Written instruction
Copy out the lines that include the word "Shauna".

Task material
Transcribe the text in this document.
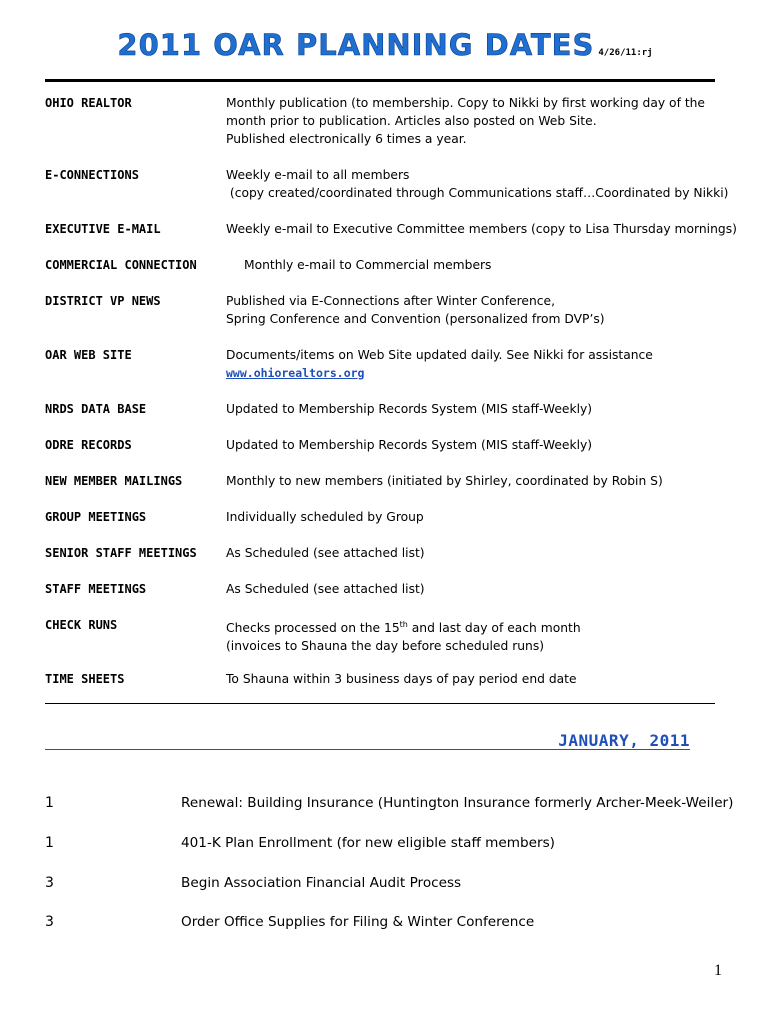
2011 OAR PLANNING DATES 4/26/11:rj
OHIO REALTOR	Monthly publication (to membership. Copy to Nikki by first working day of the
month prior to publication. Articles also posted on Web Site.
Published electronically 6 times a year.
E-CONNECTIONS	Weekly e-mail to all members
(copy created/coordinated through Communications staff…Coordinated by Nikki)
EXECUTIVE E-MAIL	Weekly e-mail to Executive Committee members (copy to Lisa Thursday mornings)
COMMERCIAL CONNECTION	Monthly e-mail to Commercial members
DISTRICT VP NEWS	Published via E-Connections after Winter Conference,
Spring Conference and Convention (personalized from DVP’s)
OAR WEB SITE	Documents/items on Web Site updated daily. See Nikki for assistance
www.ohiorealtors.org
NRDS DATA BASE	Updated to Membership Records System (MIS staff-Weekly)
ODRE RECORDS	Updated to Membership Records System (MIS staff-Weekly)
NEW MEMBER MAILINGS	Monthly to new members (initiated by Shirley, coordinated by Robin S)
GROUP MEETINGS	Individually scheduled by Group
SENIOR STAFF MEETINGS As Scheduled (see attached list)
STAFF MEETINGS	As Scheduled (see attached list)
CHECK RUNS	Checks processed on the 15th and last day of each month
(invoices to Shauna the day before scheduled runs)
TIME SHEETS	To Shauna within 3 business days of pay period end date
JANUARY, 2011
1	Renewal: Building Insurance (Huntington Insurance formerly Archer-Meek-Weiler)
1	401-K Plan Enrollment (for new eligible staff members)
3	Begin Association Financial Audit Process
3	Order Office Supplies for Filing & Winter Conference
1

Result
(invoices to Shauna the day before scheduled runs)
TIME SHEETS	To Shauna within 3 business days of pay period end date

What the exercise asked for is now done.